Stored records
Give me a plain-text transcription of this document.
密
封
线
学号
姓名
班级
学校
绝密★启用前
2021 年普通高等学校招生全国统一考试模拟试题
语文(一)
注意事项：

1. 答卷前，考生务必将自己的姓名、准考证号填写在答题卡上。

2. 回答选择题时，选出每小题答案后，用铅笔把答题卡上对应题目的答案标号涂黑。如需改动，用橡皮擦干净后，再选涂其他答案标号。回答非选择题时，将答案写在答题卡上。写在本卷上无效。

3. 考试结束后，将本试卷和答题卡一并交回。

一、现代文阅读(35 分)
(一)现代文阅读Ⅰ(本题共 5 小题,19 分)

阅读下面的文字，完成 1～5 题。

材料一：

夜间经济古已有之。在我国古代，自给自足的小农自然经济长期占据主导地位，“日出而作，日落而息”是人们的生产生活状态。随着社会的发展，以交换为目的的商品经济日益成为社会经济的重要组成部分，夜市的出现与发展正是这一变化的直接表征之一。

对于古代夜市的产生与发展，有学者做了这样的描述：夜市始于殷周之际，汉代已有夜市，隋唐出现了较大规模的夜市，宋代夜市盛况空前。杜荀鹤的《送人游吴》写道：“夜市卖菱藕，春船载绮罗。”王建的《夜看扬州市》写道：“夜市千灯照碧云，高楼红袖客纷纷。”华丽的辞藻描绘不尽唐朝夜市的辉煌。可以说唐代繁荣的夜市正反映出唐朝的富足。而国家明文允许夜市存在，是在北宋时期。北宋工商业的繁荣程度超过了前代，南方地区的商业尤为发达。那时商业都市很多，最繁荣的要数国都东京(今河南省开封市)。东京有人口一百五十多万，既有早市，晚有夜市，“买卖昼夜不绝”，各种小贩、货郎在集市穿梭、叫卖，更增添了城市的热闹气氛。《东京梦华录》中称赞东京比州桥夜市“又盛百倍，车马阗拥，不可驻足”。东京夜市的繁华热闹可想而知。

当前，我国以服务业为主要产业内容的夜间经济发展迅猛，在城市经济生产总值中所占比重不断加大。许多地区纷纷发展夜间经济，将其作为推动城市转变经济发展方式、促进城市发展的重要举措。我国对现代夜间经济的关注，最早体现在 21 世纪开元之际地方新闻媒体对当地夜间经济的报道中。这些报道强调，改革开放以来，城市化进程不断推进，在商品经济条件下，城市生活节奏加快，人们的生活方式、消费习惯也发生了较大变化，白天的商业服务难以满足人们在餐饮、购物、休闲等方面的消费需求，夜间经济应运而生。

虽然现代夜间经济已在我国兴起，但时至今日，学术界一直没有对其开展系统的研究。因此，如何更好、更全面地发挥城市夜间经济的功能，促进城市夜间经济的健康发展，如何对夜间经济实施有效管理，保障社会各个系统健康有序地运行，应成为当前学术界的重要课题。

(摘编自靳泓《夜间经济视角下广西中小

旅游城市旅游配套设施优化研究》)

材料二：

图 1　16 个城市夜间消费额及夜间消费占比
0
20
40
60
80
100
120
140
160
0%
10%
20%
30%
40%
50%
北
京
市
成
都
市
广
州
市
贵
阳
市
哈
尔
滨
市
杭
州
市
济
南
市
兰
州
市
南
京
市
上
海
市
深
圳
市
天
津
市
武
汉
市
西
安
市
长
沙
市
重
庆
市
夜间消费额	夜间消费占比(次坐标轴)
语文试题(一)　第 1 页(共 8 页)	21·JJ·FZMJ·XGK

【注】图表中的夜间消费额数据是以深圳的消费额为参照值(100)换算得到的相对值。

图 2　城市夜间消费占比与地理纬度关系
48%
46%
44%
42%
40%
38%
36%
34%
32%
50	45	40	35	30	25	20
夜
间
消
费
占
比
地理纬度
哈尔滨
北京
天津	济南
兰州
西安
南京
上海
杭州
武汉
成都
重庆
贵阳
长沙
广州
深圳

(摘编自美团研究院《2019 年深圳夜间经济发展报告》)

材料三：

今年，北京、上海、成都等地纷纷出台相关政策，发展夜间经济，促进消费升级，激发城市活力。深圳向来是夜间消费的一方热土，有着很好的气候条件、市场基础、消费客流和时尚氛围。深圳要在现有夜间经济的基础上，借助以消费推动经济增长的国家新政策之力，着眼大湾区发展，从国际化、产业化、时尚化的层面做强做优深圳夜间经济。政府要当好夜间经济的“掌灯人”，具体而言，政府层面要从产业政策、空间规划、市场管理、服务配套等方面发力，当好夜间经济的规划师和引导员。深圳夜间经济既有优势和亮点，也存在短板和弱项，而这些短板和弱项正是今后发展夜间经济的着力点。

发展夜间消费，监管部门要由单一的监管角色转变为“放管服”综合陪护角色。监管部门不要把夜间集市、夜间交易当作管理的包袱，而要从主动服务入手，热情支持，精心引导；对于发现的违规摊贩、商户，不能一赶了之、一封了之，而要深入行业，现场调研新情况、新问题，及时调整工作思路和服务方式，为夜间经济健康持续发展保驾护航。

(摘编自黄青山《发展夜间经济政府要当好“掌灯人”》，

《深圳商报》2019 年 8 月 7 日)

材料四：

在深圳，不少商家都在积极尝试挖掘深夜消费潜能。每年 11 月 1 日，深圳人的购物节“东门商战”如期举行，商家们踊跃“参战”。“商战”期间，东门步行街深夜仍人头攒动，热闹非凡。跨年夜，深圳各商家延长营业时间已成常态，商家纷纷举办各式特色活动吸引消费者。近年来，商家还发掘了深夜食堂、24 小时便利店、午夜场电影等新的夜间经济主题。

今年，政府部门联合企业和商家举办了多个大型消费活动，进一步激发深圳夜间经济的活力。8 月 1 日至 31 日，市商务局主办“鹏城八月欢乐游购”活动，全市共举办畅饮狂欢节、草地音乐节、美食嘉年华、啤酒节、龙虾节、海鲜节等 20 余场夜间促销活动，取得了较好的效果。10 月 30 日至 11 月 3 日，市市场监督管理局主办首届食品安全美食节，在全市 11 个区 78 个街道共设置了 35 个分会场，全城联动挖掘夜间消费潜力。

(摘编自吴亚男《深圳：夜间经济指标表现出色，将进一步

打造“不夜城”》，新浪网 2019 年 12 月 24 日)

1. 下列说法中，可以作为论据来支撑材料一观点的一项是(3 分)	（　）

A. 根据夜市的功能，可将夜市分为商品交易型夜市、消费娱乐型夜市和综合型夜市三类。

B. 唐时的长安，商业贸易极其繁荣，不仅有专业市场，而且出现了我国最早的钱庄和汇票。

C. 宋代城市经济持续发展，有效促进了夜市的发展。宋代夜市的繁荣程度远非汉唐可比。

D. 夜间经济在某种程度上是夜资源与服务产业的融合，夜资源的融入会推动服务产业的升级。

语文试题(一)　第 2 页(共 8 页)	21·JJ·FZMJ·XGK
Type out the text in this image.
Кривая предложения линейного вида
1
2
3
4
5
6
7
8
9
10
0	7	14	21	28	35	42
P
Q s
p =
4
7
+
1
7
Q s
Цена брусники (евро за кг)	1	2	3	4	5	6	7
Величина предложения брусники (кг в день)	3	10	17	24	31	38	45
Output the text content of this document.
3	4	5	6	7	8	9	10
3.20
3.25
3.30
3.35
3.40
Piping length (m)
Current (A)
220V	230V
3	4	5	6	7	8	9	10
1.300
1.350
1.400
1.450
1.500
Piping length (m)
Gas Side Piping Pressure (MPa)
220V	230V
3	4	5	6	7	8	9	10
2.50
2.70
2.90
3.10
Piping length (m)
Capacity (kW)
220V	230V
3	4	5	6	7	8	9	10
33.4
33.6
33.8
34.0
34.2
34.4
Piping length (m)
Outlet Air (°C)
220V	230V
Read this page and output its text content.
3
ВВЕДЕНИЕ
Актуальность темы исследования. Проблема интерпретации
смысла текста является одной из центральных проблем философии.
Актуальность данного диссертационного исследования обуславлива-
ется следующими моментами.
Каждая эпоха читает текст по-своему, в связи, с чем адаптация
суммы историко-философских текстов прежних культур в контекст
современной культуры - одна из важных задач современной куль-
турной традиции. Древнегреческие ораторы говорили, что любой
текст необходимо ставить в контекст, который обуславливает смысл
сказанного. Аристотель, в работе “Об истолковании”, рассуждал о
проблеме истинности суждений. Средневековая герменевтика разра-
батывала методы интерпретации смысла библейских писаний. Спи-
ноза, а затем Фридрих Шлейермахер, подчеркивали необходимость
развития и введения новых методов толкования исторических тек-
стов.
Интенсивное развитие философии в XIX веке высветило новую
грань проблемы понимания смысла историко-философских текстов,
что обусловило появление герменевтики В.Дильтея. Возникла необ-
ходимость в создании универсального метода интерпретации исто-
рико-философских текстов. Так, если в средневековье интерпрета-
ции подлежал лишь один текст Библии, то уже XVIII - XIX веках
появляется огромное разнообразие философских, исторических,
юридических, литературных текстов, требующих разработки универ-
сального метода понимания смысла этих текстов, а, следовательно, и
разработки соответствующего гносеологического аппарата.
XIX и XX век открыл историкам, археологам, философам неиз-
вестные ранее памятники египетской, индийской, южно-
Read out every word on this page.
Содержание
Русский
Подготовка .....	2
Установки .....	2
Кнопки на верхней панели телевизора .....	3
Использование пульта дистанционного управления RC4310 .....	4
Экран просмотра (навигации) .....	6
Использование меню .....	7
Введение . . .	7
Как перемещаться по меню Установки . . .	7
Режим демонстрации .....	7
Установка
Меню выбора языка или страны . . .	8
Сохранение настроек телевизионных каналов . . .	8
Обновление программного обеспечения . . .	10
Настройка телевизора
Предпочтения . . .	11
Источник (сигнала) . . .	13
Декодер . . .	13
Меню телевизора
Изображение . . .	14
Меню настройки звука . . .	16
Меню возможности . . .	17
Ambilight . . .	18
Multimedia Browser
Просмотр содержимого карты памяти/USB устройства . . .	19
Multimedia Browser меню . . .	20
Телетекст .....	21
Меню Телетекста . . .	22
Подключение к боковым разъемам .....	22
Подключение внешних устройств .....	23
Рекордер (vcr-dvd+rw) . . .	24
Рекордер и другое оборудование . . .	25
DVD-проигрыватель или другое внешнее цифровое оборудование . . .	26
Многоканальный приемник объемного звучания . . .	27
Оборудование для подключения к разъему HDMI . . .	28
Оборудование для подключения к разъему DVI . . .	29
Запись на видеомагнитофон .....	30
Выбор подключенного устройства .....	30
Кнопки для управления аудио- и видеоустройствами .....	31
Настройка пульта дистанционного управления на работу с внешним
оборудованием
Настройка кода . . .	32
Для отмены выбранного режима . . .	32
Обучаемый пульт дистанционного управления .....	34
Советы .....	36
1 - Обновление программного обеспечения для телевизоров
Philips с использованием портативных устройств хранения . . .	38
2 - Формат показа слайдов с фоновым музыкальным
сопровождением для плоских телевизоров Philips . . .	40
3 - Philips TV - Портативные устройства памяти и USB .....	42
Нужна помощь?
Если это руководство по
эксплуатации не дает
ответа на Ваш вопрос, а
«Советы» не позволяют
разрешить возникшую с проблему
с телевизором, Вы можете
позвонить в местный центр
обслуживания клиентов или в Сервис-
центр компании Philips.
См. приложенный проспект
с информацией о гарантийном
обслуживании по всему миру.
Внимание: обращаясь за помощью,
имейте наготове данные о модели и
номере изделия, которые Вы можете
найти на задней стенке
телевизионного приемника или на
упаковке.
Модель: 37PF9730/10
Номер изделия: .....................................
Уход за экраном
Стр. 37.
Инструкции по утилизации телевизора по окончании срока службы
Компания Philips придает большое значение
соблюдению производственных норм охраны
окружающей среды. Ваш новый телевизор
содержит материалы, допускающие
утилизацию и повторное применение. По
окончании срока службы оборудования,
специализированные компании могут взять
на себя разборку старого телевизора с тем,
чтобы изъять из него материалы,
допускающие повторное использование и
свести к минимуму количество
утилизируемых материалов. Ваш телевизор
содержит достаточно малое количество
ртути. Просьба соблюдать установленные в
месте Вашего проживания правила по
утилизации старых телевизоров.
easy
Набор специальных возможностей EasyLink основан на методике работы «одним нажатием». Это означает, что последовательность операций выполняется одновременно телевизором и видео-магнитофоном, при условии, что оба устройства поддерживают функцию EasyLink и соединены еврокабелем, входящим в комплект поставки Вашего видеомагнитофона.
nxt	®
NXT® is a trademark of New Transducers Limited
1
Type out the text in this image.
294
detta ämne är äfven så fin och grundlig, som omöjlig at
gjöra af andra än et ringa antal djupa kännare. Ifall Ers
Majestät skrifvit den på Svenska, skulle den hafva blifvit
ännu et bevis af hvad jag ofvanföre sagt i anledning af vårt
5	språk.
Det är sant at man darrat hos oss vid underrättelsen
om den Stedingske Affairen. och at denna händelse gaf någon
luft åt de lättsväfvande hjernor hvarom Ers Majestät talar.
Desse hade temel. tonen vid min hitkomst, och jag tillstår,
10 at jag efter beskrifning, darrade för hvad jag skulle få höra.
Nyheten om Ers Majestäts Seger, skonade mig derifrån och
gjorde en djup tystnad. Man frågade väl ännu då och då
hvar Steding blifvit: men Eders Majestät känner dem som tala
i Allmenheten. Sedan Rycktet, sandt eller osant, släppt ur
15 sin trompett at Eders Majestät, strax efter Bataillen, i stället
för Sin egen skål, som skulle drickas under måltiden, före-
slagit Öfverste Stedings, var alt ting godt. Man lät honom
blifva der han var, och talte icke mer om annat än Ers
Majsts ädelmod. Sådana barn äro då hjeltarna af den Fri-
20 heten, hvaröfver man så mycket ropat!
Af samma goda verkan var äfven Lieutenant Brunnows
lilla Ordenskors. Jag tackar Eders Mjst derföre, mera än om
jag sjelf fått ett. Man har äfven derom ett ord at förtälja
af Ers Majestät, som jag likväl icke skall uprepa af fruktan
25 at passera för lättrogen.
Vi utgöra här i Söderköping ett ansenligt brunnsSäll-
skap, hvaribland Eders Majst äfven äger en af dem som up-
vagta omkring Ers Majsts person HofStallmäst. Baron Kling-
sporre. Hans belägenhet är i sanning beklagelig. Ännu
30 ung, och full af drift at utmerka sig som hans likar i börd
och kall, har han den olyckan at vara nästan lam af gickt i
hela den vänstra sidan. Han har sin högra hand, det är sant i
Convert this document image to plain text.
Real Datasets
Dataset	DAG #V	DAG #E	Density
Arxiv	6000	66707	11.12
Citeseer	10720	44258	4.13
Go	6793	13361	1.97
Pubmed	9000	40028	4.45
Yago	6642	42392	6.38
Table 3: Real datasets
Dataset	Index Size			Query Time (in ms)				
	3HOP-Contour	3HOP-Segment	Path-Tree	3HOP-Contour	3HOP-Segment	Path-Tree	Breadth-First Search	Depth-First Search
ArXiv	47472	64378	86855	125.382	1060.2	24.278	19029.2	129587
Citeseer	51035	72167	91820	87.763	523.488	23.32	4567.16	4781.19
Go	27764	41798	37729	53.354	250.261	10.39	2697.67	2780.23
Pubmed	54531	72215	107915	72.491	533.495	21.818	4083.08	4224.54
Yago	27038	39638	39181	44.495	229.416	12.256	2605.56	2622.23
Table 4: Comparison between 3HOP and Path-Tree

EXERCISE AIM:
Give the number of lines containing the word "text". No other answer is needed.

EXERCISE SOLUTION:
6